**THE PROBLEM**.
Say how many lines hold the string "SWISS"; please write nothing but the number.

-------- TASK DATA

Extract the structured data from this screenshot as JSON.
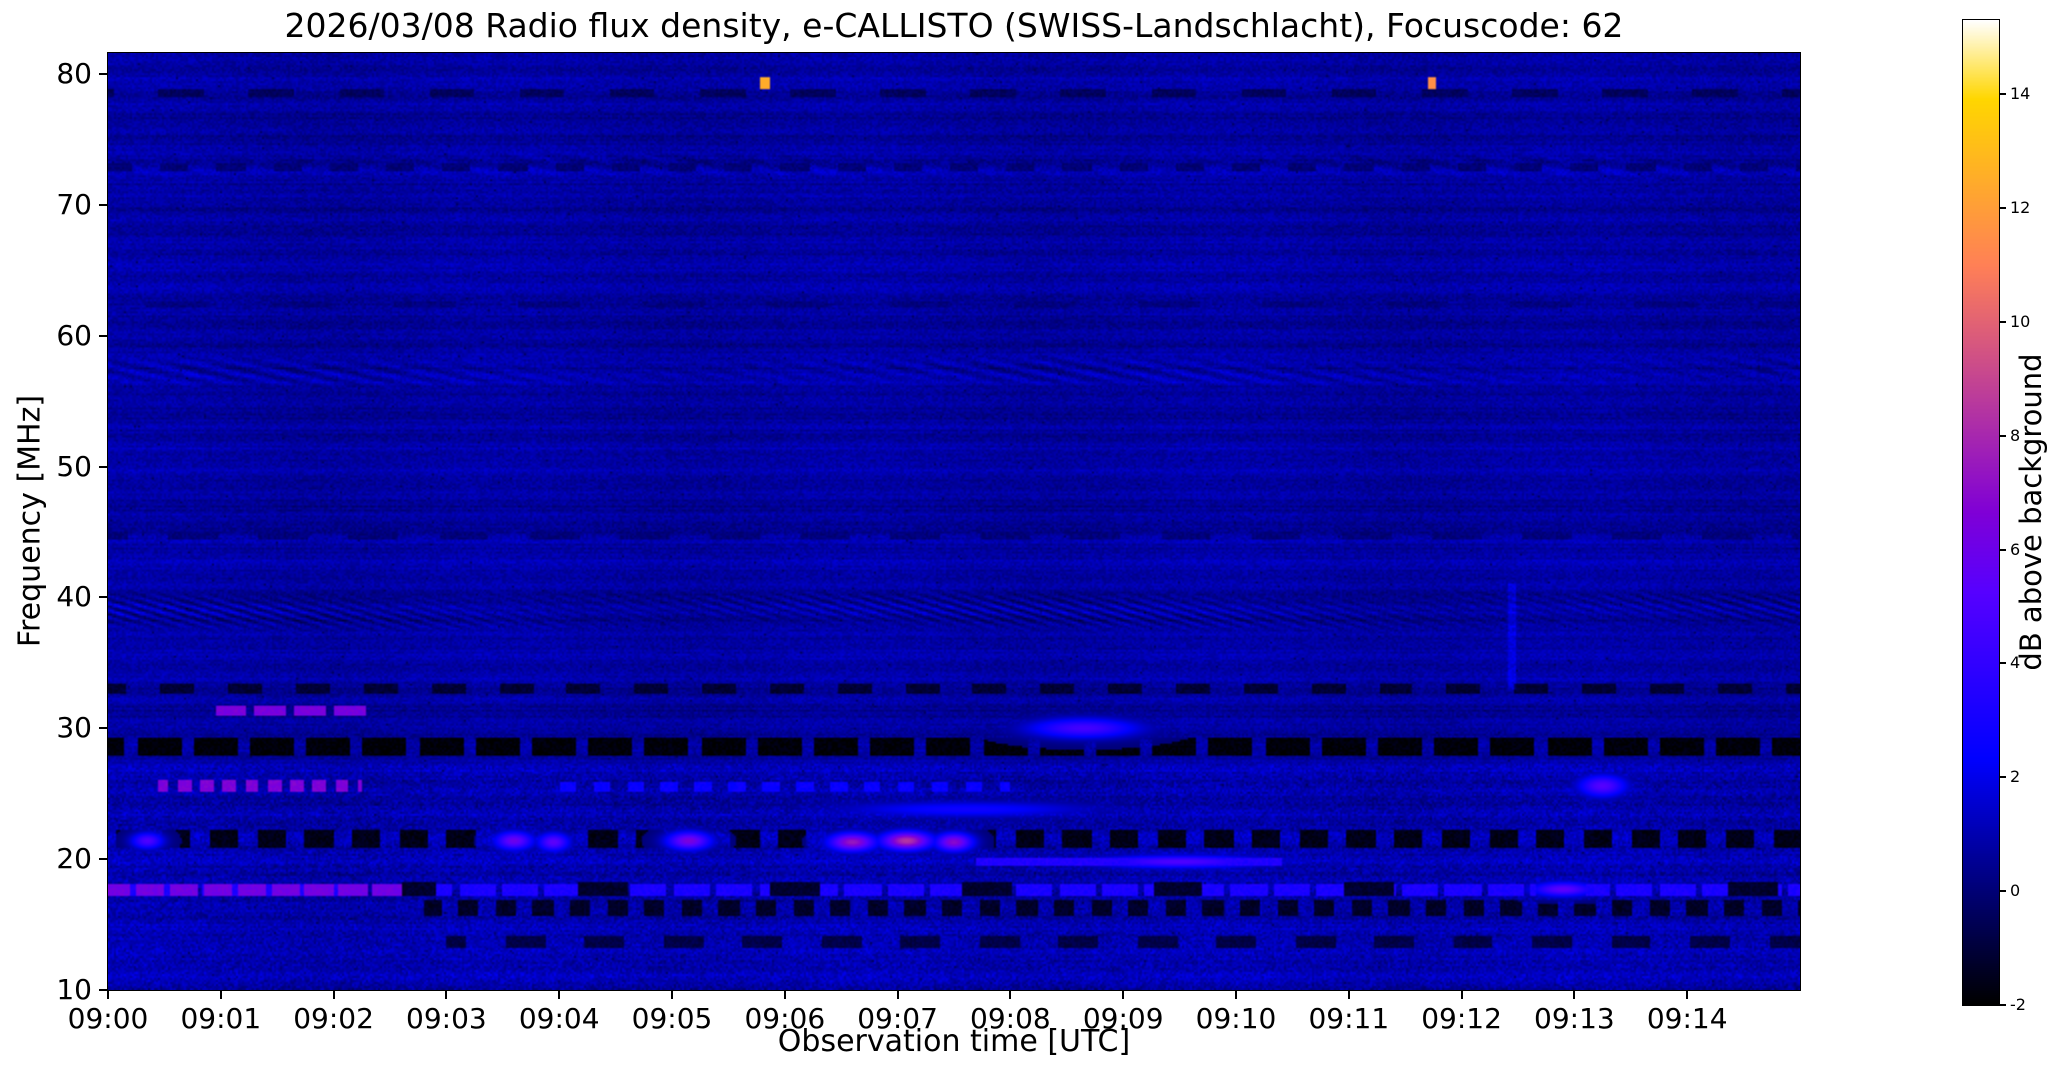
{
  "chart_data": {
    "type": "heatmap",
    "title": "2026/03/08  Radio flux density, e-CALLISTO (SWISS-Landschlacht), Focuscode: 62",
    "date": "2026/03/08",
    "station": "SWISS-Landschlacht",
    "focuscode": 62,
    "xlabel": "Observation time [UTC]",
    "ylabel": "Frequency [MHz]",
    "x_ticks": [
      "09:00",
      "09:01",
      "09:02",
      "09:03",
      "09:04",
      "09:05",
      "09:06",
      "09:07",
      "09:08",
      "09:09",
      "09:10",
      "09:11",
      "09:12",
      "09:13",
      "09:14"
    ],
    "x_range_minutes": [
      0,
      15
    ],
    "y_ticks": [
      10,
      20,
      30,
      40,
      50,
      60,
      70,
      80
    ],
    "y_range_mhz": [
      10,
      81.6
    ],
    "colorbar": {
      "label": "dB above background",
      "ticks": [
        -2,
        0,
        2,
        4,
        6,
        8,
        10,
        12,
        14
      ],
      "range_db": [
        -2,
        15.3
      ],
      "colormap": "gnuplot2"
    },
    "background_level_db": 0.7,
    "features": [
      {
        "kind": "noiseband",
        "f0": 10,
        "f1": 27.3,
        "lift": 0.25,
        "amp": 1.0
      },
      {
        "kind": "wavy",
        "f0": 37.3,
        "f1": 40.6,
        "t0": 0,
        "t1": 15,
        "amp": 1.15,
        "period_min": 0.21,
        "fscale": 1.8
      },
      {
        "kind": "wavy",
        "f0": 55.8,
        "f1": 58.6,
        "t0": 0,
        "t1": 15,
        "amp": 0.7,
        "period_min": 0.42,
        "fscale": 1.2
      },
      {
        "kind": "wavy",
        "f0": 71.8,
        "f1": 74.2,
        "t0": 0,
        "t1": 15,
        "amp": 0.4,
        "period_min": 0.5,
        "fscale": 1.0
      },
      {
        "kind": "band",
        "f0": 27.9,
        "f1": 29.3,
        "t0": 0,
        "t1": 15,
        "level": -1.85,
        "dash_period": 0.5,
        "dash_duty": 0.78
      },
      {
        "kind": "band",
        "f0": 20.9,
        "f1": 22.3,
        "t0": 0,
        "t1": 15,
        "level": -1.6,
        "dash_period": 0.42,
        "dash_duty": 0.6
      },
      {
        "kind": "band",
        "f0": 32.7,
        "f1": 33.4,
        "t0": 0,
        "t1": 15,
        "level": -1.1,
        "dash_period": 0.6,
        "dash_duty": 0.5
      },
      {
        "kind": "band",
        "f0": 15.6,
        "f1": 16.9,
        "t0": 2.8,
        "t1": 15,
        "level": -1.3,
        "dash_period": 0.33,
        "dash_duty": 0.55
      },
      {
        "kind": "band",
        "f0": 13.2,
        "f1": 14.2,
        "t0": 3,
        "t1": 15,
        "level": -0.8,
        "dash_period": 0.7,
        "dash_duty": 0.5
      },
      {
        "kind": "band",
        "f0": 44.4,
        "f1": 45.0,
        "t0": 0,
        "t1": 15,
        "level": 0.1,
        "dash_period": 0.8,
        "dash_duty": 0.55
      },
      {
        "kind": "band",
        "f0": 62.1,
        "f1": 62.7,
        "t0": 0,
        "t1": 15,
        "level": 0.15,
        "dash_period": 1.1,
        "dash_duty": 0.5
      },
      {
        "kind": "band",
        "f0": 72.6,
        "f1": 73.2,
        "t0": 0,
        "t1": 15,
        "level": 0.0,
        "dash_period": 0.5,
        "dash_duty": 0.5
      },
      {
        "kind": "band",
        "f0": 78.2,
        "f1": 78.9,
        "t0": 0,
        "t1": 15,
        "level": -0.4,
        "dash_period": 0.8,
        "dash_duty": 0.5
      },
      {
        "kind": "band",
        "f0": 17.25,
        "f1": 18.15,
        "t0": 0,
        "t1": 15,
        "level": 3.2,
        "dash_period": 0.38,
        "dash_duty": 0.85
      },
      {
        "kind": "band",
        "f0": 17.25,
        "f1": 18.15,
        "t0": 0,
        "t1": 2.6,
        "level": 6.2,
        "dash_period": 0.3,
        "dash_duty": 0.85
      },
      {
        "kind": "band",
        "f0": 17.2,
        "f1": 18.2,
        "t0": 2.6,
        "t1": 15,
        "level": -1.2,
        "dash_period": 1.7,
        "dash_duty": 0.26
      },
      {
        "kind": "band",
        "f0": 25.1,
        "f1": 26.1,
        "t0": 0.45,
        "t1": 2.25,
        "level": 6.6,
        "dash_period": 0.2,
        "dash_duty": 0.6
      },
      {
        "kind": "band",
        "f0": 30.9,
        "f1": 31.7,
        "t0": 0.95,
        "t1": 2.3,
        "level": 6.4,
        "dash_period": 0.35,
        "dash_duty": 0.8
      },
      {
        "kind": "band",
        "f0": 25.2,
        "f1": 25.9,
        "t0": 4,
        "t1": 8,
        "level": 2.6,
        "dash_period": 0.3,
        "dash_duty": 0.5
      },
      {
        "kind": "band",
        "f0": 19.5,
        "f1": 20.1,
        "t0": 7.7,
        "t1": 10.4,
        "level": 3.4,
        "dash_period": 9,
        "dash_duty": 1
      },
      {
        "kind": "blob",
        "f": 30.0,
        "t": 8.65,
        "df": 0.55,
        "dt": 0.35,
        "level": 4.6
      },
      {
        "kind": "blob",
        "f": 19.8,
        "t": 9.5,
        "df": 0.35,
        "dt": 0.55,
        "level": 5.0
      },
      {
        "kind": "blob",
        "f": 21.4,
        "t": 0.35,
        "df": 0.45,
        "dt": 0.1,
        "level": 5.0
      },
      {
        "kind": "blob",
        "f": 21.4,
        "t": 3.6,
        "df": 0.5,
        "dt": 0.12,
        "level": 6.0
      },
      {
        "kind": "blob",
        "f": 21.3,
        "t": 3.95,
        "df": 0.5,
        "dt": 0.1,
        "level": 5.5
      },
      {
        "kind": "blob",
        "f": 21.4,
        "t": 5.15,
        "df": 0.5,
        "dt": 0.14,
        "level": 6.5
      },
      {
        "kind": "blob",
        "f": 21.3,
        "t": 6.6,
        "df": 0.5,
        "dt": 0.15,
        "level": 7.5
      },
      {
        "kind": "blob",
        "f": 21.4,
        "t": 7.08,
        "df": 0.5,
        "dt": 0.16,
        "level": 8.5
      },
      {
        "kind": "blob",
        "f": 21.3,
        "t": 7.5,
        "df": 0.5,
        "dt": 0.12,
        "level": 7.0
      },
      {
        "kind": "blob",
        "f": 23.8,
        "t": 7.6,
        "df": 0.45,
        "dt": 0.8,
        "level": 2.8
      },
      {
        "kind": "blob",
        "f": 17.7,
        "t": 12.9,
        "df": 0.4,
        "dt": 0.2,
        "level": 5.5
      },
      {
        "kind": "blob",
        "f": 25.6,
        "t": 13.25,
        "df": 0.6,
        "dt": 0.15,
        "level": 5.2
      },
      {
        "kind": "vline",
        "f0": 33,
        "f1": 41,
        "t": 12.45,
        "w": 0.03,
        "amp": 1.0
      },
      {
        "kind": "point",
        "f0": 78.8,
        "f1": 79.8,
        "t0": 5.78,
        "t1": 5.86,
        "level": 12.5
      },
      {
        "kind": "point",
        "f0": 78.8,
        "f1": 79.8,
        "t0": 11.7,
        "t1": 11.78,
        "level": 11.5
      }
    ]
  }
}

----------------

**ANSWER FOR THIS EXERCISE**.
2